--- TASK DATA ---

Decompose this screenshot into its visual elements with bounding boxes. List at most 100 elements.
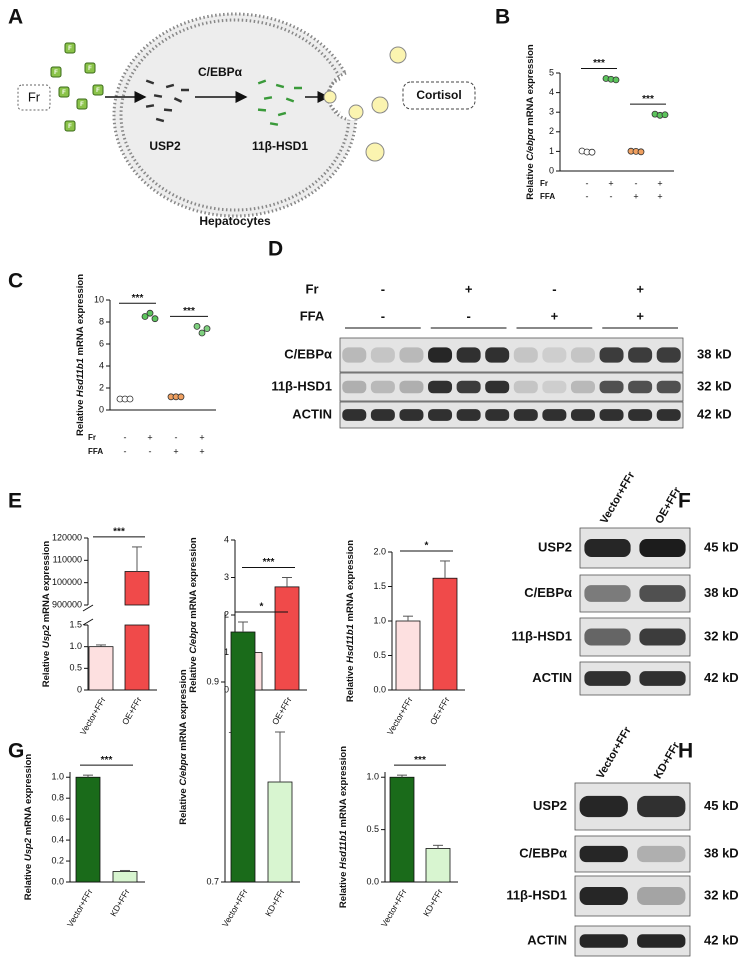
protein-dash [155, 117, 165, 123]
condition-level: + [199, 432, 204, 442]
blot-band [342, 409, 367, 421]
blot-band [656, 380, 681, 394]
significance-label: * [260, 602, 264, 613]
icon-label: F [68, 124, 72, 130]
blot-band [599, 380, 624, 394]
data-point [177, 393, 185, 401]
protein-dash [153, 94, 163, 98]
x-tick-label: Vector+FFr [78, 695, 108, 737]
blot-band [584, 539, 631, 557]
y-axis-label: Relative C/ebpα mRNA expression [188, 537, 199, 693]
condition-name: Fr [306, 281, 319, 296]
y-axis-label-part: Relative [75, 400, 86, 436]
cortisol-vesicle [323, 90, 337, 104]
blot-strip [339, 337, 684, 373]
y-axis-label-part: Hsd11b1 [345, 624, 356, 663]
data-point [198, 329, 206, 337]
significance-label: *** [593, 58, 605, 69]
lane-label: Vector+FFr [598, 469, 638, 526]
blot-band [637, 845, 686, 863]
y-tick-label: 6 [99, 338, 104, 348]
data-point [126, 395, 134, 403]
condition-level: - [586, 191, 589, 201]
panel-letter: G [8, 740, 24, 763]
error-bar [397, 774, 407, 778]
y-axis-label-part: Relative [178, 788, 189, 824]
blot-band [399, 380, 424, 394]
data-point [146, 309, 154, 317]
input-label: Fr [28, 89, 41, 104]
icon-label: F [54, 70, 58, 76]
y-axis-label-part: Hsd11b1 [338, 830, 349, 869]
y-axis-label-part: mRNA expression [75, 274, 86, 356]
fructose-icon [84, 62, 96, 74]
y-axis-label-part: mRNA expression [178, 669, 189, 751]
blot-band [485, 347, 510, 363]
icon-label: F [68, 46, 72, 52]
y-tick-label: 3 [549, 107, 554, 117]
blot-band [456, 347, 481, 363]
y-tick-label: 120000 [52, 532, 82, 542]
panel-letter: A [8, 6, 23, 29]
y-axis-label-part: Usp2 [41, 624, 52, 648]
condition-level: + [636, 308, 644, 323]
blot-band [637, 887, 686, 905]
x-tick-label: OE+FFr [120, 695, 144, 727]
significance-label: *** [132, 293, 144, 304]
y-tick-label: 4 [549, 87, 554, 97]
x-tick-label: Vector+FFr [379, 887, 409, 929]
size-label: 32 kD [697, 378, 732, 393]
bar [432, 577, 458, 691]
gene-label: 11β-HSD1 [252, 139, 308, 153]
y-axis-label-part: Usp2 [23, 837, 34, 861]
protein-label: C/EBPα [524, 585, 572, 600]
y-tick-label: 2 [99, 382, 104, 392]
significance-label: *** [414, 755, 426, 766]
condition-level: - [175, 432, 178, 442]
y-tick-label: 0.0 [366, 876, 379, 886]
blot-band [637, 795, 686, 818]
product-label: Cortisol [416, 88, 461, 102]
size-label: 38 kD [704, 585, 739, 600]
y-axis-label-part: Relative [23, 864, 34, 900]
error-bar [440, 560, 450, 579]
panel-letter: E [8, 490, 22, 513]
bar [124, 624, 150, 691]
blot-band [639, 585, 686, 602]
protein-label: 11β-HSD1 [506, 887, 567, 902]
size-label: 32 kD [704, 628, 739, 643]
bar [389, 776, 415, 883]
panel-letter: C [8, 270, 23, 293]
y-tick-label: 0.5 [373, 650, 386, 660]
blot-band [639, 539, 686, 557]
protein-dash [277, 111, 287, 117]
error-bar [83, 774, 93, 778]
y-axis-label-part: Hsd11b1 [75, 358, 86, 397]
panel-letter: B [495, 6, 510, 29]
condition-level: - [124, 446, 127, 456]
error-bar [282, 577, 292, 587]
x-tick-label: OE+FFr [428, 695, 452, 727]
bar [395, 620, 421, 691]
condition-level: - [149, 446, 152, 456]
panel-letter: D [268, 238, 283, 261]
lane-label: Vector+FFr [594, 724, 634, 781]
y-tick-label: 2 [549, 126, 554, 136]
size-label: 42 kD [704, 932, 739, 947]
y-axis-label: Relative Usp2 mRNA expression [23, 754, 34, 901]
icon-label: F [88, 66, 92, 72]
condition-level: + [608, 178, 613, 188]
axis-break [82, 618, 94, 626]
protein-label: C/EBPα [519, 845, 567, 860]
y-axis-label-part: Relative [338, 872, 349, 908]
y-tick-label: 1.0 [373, 615, 386, 625]
error-bar [403, 615, 413, 621]
x-tick-label: OE+FFr [270, 695, 294, 727]
condition-level: - [552, 281, 556, 296]
blot-band [342, 380, 367, 394]
size-label: 42 kD [697, 406, 732, 421]
bar [267, 781, 293, 883]
y-axis-label-part: C/ebpα [188, 620, 199, 653]
error-bar [132, 546, 142, 572]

---

• **REQUIRED WORK**: Copy out all the entries precisely. No images.

• **RESPONSE AREA**:
Decompose this screenshot into its visual elements with bounding boxes. List at most 100 elements.
protein-dash [155, 117, 165, 123]
condition-level: + [199, 432, 204, 442]
blot-band [342, 409, 367, 421]
blot-band [656, 380, 681, 394]
significance-label: * [260, 602, 264, 613]
icon-label: F [68, 124, 72, 130]
blot-band [599, 380, 624, 394]
data-point [177, 393, 185, 401]
protein-dash [153, 94, 163, 98]
x-tick-label: Vector+FFr [78, 695, 108, 737]
blot-band [584, 539, 631, 557]
y-axis-label: Relative C/ebpα mRNA expression [188, 537, 199, 693]
condition-name: Fr [306, 281, 319, 296]
y-axis-label-part: Relative [75, 400, 86, 436]
cortisol-vesicle [323, 90, 337, 104]
blot-strip [339, 337, 684, 373]
y-axis-label-part: Hsd11b1 [345, 624, 356, 663]
data-point [198, 329, 206, 337]
significance-label: *** [593, 58, 605, 69]
lane-label: Vector+FFr [598, 469, 638, 526]
blot-band [637, 845, 686, 863]
y-tick-label: 6 [99, 338, 104, 348]
data-point [126, 395, 134, 403]
condition-level: - [586, 191, 589, 201]
panel-letter: G [8, 740, 24, 763]
error-bar [397, 774, 407, 778]
y-axis-label-part: Relative [178, 788, 189, 824]
blot-band [399, 380, 424, 394]
data-point [146, 309, 154, 317]
input-label: Fr [28, 89, 41, 104]
icon-label: F [54, 70, 58, 76]
y-axis-label-part: Hsd11b1 [338, 830, 349, 869]
y-axis-label-part: mRNA expression [75, 274, 86, 356]
fructose-icon [84, 62, 96, 74]
y-axis-label-part: mRNA expression [178, 669, 189, 751]
blot-band [485, 347, 510, 363]
icon-label: F [68, 46, 72, 52]
y-tick-label: 3 [549, 107, 554, 117]
blot-band [456, 347, 481, 363]
y-tick-label: 120000 [52, 532, 82, 542]
panel-letter: A [8, 6, 23, 29]
y-axis-label-part: Usp2 [41, 624, 52, 648]
condition-level: + [636, 308, 644, 323]
blot-band [637, 887, 686, 905]
x-tick-label: OE+FFr [120, 695, 144, 727]
significance-label: *** [132, 293, 144, 304]
y-tick-label: 4 [549, 87, 554, 97]
x-tick-label: Vector+FFr [379, 887, 409, 929]
size-label: 32 kD [697, 378, 732, 393]
bar [432, 577, 458, 691]
gene-label: 11β-HSD1 [252, 139, 308, 153]
y-axis-label-part: Usp2 [23, 837, 34, 861]
protein-label: C/EBPα [524, 585, 572, 600]
y-tick-label: 2 [99, 382, 104, 392]
significance-label: *** [414, 755, 426, 766]
condition-level: - [175, 432, 178, 442]
y-tick-label: 0.0 [366, 876, 379, 886]
blot-band [637, 795, 686, 818]
product-label: Cortisol [416, 88, 461, 102]
size-label: 38 kD [704, 585, 739, 600]
y-axis-label-part: Relative [23, 864, 34, 900]
error-bar [440, 560, 450, 579]
panel-letter: E [8, 490, 22, 513]
bar [124, 624, 150, 691]
blot-band [639, 585, 686, 602]
protein-label: 11β-HSD1 [506, 887, 567, 902]
size-label: 32 kD [704, 628, 739, 643]
bar [389, 776, 415, 883]
panel-letter: C [8, 270, 23, 293]
y-tick-label: 0.5 [373, 650, 386, 660]
blot-band [639, 539, 686, 557]
protein-dash [277, 111, 287, 117]
error-bar [83, 774, 93, 778]
y-axis-label-part: Hsd11b1 [75, 358, 86, 397]
panel-letter: B [495, 6, 510, 29]
condition-level: - [124, 446, 127, 456]
error-bar [282, 577, 292, 587]
x-tick-label: OE+FFr [428, 695, 452, 727]
bar [395, 620, 421, 691]
condition-level: - [149, 446, 152, 456]
panel-letter: D [268, 238, 283, 261]
lane-label: Vector+FFr [594, 724, 634, 781]
y-tick-label: 2 [549, 126, 554, 136]
size-label: 42 kD [704, 932, 739, 947]
y-axis-label: Relative Usp2 mRNA expression [23, 754, 34, 901]
icon-label: F [88, 66, 92, 72]
condition-level: + [608, 178, 613, 188]
axis-break [82, 618, 94, 626]
protein-label: C/EBPα [519, 845, 567, 860]
y-axis-label-part: Relative [338, 872, 349, 908]
y-tick-label: 1.0 [373, 615, 386, 625]
error-bar [403, 615, 413, 621]
x-tick-label: OE+FFr [270, 695, 294, 727]
condition-level: - [552, 281, 556, 296]
blot-band [342, 380, 367, 394]
size-label: 42 kD [697, 406, 732, 421]
bar [267, 781, 293, 883]
y-axis-label-part: C/ebpα [188, 620, 199, 653]
error-bar [132, 546, 142, 572]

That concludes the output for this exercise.